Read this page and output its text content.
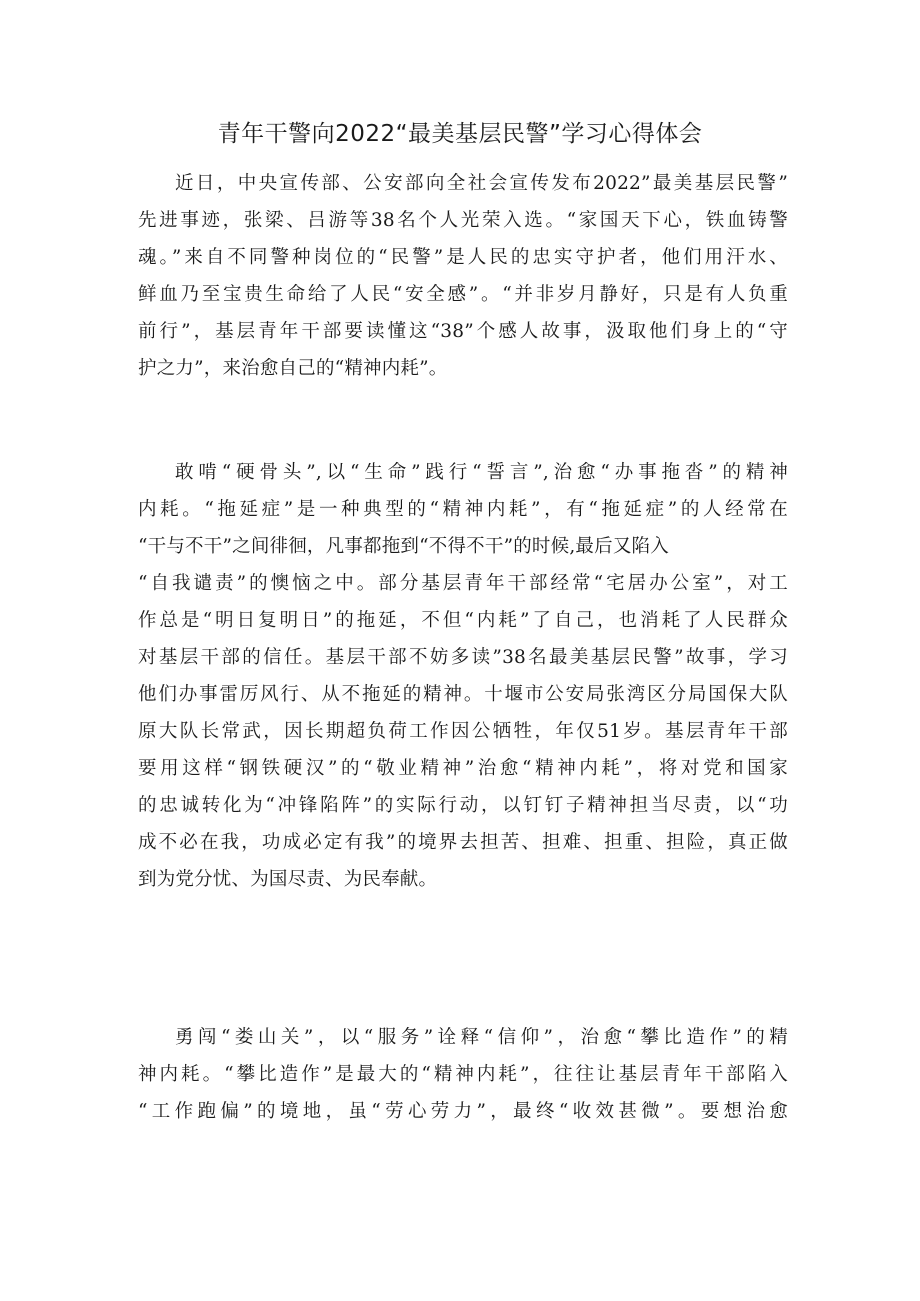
青年干警向2022“最美基层民警”学习心得体会
近日，中央宣传部、公安部向全社会宣传发布2022”最美基层民警”
先进事迹，张梁、吕游等38名个人光荣入选。“家国天下心，铁血铸警
魂。”来自不同警种岗位的“民警”是人民的忠实守护者，他们用汗水、
鲜血乃至宝贵生命给了人民“安全感”。“并非岁月静好，只是有人负重
前行”，基层青年干部要读懂这“38”个感人故事，汲取他们身上的“守
护之力”，来治愈自己的“精神内耗”。
敢啃“硬骨头”,以“生命”践行“誓言”,治愈“办事拖沓”的精神
内耗。“拖延症”是一种典型的“精神内耗”，有“拖延症”的人经常在
“干与不干”之间徘徊，凡事都拖到“不得不干”的时候,最后又陷入
“自我谴责”的懊恼之中。部分基层青年干部经常“宅居办公室”，对工
作总是“明日复明日”的拖延，不但“内耗”了自己，也消耗了人民群众
对基层干部的信任。基层干部不妨多读”38名最美基层民警”故事，学习
他们办事雷厉风行、从不拖延的精神。十堰市公安局张湾区分局国保大队
原大队长常武，因长期超负荷工作因公牺牲，年仅51岁。基层青年干部
要用这样“钢铁硬汉”的“敬业精神”治愈“精神内耗”，将对党和国家
的忠诚转化为“冲锋陷阵”的实际行动，以钉钉子精神担当尽责，以“功
成不必在我，功成必定有我”的境界去担苦、担难、担重、担险，真正做
到为党分忧、为国尽责、为民奉献。
勇闯“娄山关”，以“服务”诠释“信仰”，治愈“攀比造作”的精
神内耗。“攀比造作”是最大的“精神内耗”，往往让基层青年干部陷入
“工作跑偏”的境地，虽“劳心劳力”，最终“收效甚微”。要想治愈
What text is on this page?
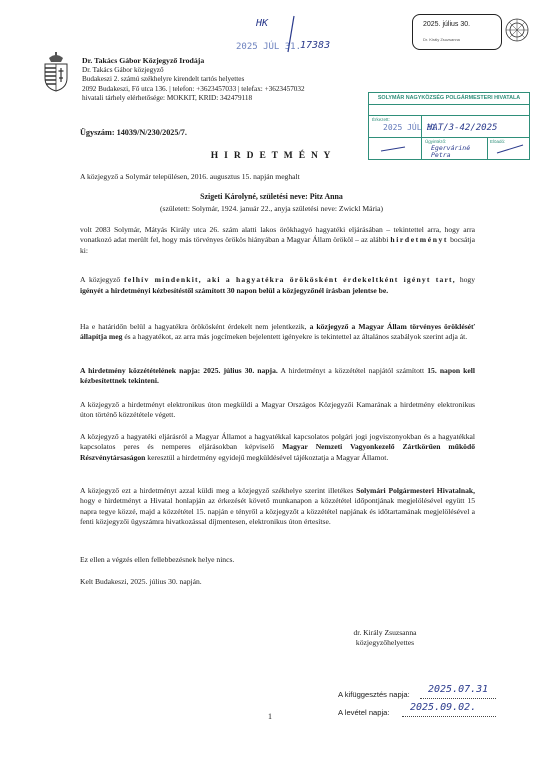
HK
2025 JÚL 31.
17383
2025. július 30.
Dr. Király Zsuzsanna
Dr. Takács Gábor Közjegyző Irodája
Dr. Takács Gábor közjegyző
Budakeszi 2. számú székhelyre kirendelt tartós helyettes
2092 Budakeszi, Fő utca 136. | telefon: +3623457033 | telefax: +3623457032
hivatali tárhely elérhetősége: MOKKIT, KRID: 342479118	SOLYMÁR NAGYKÖZSÉG POLGÁRMESTERI HIVATALA
Érkezett:
2025 JÚL 31.
HAT/3-42/2025
Ügyintéző:
Egerváriné Petra
Elöadó:
Ügyszám: 14039/N/230/2025/7.
H I R D E T M É N Y
A közjegyző a Solymár településen, 2016. augusztus 15. napján meghalt
Szigeti Károlyné, születési neve: Pitz Anna
(született: Solymár, 1924. január 22., anyja születési neve: Zwickl Mária)
volt 2083 Solymár, Mátyás Király utca 26. szám alatti lakos örökhagyó hagyatéki eljárásában – tekintettel arra, hogy arra vonatkozó adat merült fel, hogy más törvényes örökös hiányában a Magyar Állam örököl – az alábbi hirdetményt bocsátja ki:
A közjegyző felhív mindenkit, aki a hagyatékra örökösként érdekeltként igényt tart, hogy igényét a hirdetményi kézbesítéstől számított 30 napon belül a közjegyzőnél írásban jelentse be.
Ha e határidőn belül a hagyatékra örökösként érdekelt nem jelentkezik, a közjegyző a Magyar Állam törvényes örökléséť állapítja meg és a hagyatékot, az arra más jogcímeken bejelentett igényekre is tekintettel az általános szabályok szerint adja át.
A hirdetmény közzétételének napja: 2025. július 30. napja. A hirdetményt a közzététel napjától számított 15. napon kell kézbesítettnek tekinteni.
A közjegyző a hirdetményt elektronikus úton megküldi a Magyar Országos Közjegyzői Kamarának a hirdetmény elektronikus úton történő közzététele végett.
A közjegyző a hagyatéki eljárásról a Magyar Államot a hagyatékkal kapcsolatos polgári jogi jogviszonyokban és a hagyatékkal kapcsolatos peres és nemperes eljárásokban képviselő Magyar Nemzeti Vagyonkezelő Zártkörűen működő Részvénytársaságon keresztül a hirdetmény egyidejű megküldésével tájékoztatja a Magyar Államot.
A közjegyző ezt a hirdetményt azzal küldi meg a közjegyző székhelye szerint illetékes Solymári Polgármesteri Hivatalnak, hogy e hirdetményt a Hivatal honlapján az érkezését követő munkanapon a közzététel időpontjának megjelölésével együtt 15 napra tegye közzé, majd a közzététel 15. napján e tényről a közjegyzőt a közzététel napjának és időtartamának megjelölésével a fenti közjegyzői ügyszámra hivatkozással díjmentesen, elektronikus úton értesítse.
Ez ellen a végzés ellen fellebbezésnek helye nincs.
Kelt Budakeszi, 2025. július 30. napján.
dr. Király Zsuzsanna
közjegyzőhelyettes
A kifüggesztés napja: 2025.07.31
A levétel napja: 2025.09.02.
1
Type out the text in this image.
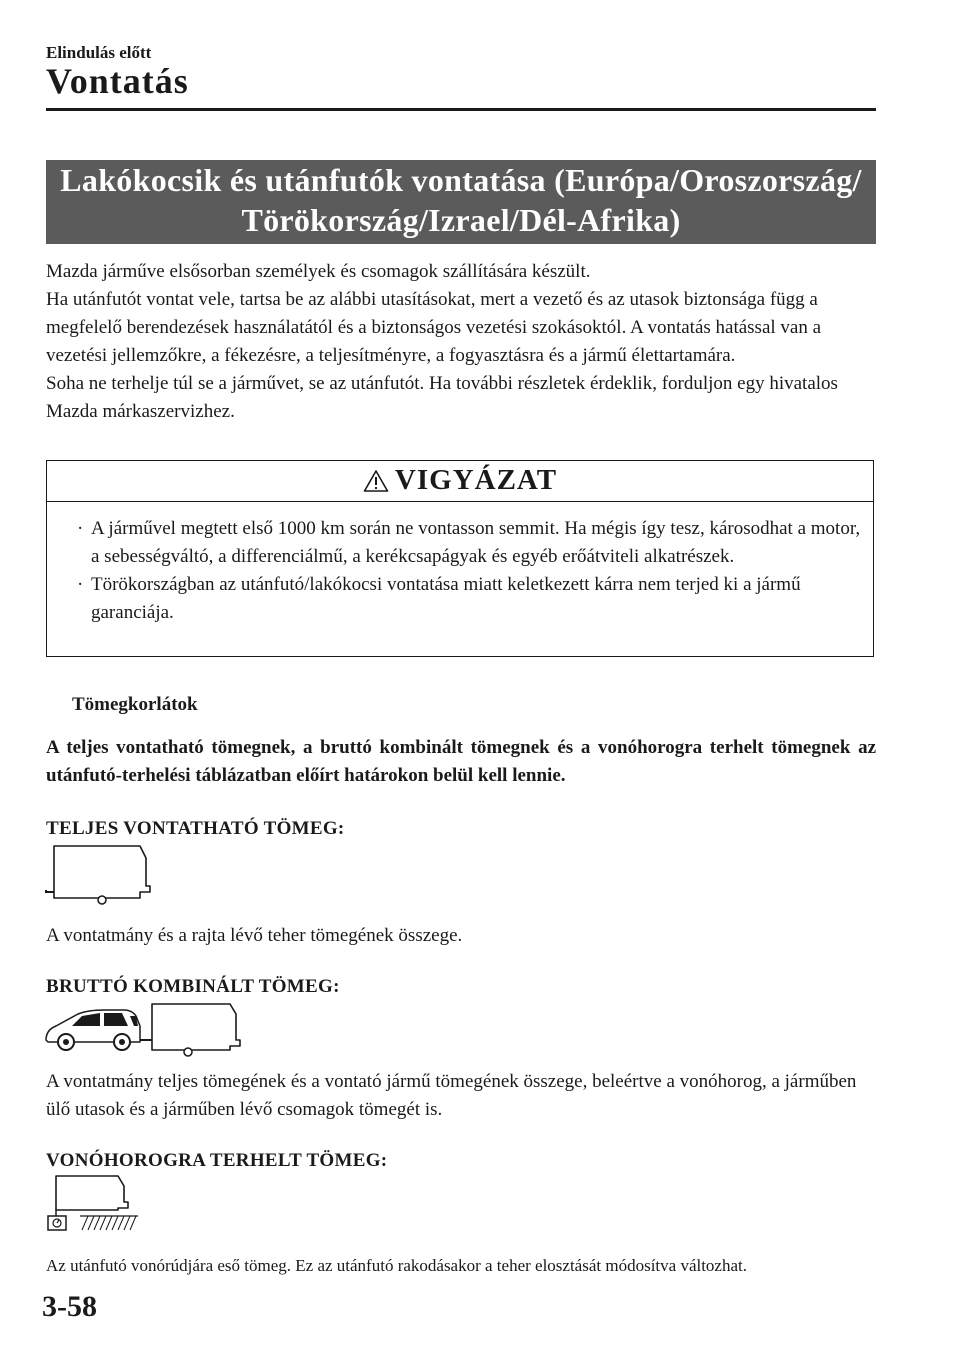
Elindulás előtt
Vontatás
Lakókocsik és utánfutók vontatása (Európa/Oroszország/
Törökország/Izrael/Dél-Afrika)

Mazda járműve elsősorban személyek és csomagok szállítására készült.

Ha utánfutót vontat vele, tartsa be az alábbi utasításokat, mert a vezető és az utasok biztonsága függ a megfelelő berendezések használatától és a biztonságos vezetési szokásoktól. A vontatás hatással van a vezetési jellemzőkre, a fékezésre, a teljesítményre, a fogyasztásra és a jármű élettartamára.

Soha ne terhelje túl se a járművet, se az utánfutót. Ha további részletek érdeklik, forduljon egy hivatalos Mazda márkaszervizhez.

VIGYÁZAT
· A járművel megtett első 1000 km során ne vontasson semmit. Ha mégis így tesz, károsodhat a motor, a sebességváltó, a differenciálmű, a kerékcsapágyak és egyéb erőátviteli alkatrészek.
· Törökországban az utánfutó/lakókocsi vontatása miatt keletkezett kárra nem terjed ki a jármű garanciája.
Tömegkorlátok
A teljes vontatható tömegnek, a bruttó kombinált tömegnek és a vonóhorogra terhelt tömegnek az utánfutó-terhelési táblázatban előírt határokon belül kell lennie.
TELJES VONTATHATÓ TÖMEG:
A vontatmány és a rajta lévő teher tömegének összege.
BRUTTÓ KOMBINÁLT TÖMEG:
A vontatmány teljes tömegének és a vontató jármű tömegének összege, beleértve a vonóhorog, a járműben ülő utasok és a járműben lévő csomagok tömegét is.
VONÓHOROGRA TERHELT TÖMEG:
Az utánfutó vonórúdjára eső tömeg. Ez az utánfutó rakodásakor a teher elosztását módosítva változhat.
3-58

________________

> [Exercise]: From the material above, copy each line that includes the word "csomagok".

> [Exercise result]:
Mazda járműve elsősorban személyek és csomagok szállítására készült.
A vontatmány teljes tömegének és a vontató jármű tömegének összege, beleértve a vonóhorog, a járműben ülő utasok és a járműben lévő csomagok tömegét is.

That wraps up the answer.